_MATERIAL PROVIDED_
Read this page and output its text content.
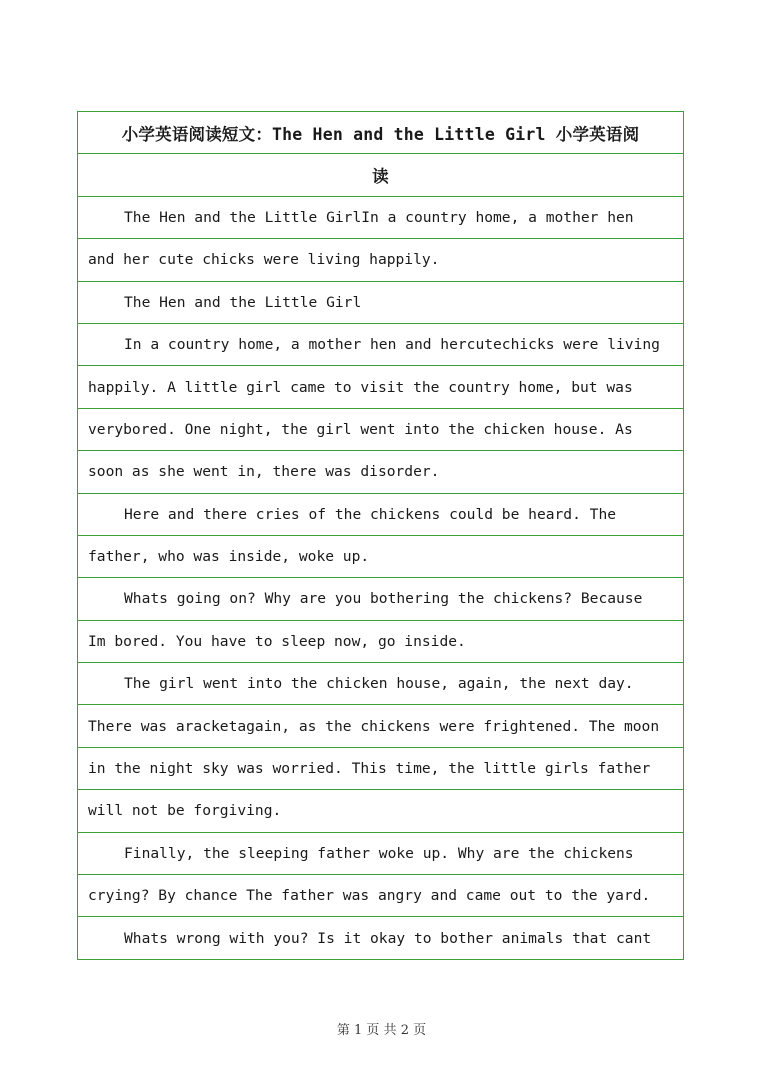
小学英语阅读短文：The Hen and the Little Girl 小学英语阅
读
The Hen and the Little GirlIn a country home, a mother hen
and her cute chicks were living happily.
The Hen and the Little Girl
In a country home, a mother hen and hercutechicks were living
happily. A little girl came to visit the country home, but was
verybored. One night, the girl went into the chicken house. As
soon as she went in, there was disorder.
Here and there cries of the chickens could be heard. The
father, who was inside, woke up.
Whats going on? Why are you bothering the chickens? Because
Im bored. You have to sleep now, go inside.
The girl went into the chicken house, again, the next day.
There was aracketagain, as the chickens were frightened. The moon
in the night sky was worried. This time, the little girls father
will not be forgiving.
Finally, the sleeping father woke up. Why are the chickens
crying? By chance The father was angry and came out to the yard.
Whats wrong with you? Is it okay to bother animals that cant
第 1 页 共 2 页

_EXERCISE DETAILS_
Copy all lines from the material that hold "country".

_ANSWER FOR THE TASK_
The Hen and the Little GirlIn a country home, a mother hen
In a country home, a mother hen and hercutechicks were living
happily. A little girl came to visit the country home, but was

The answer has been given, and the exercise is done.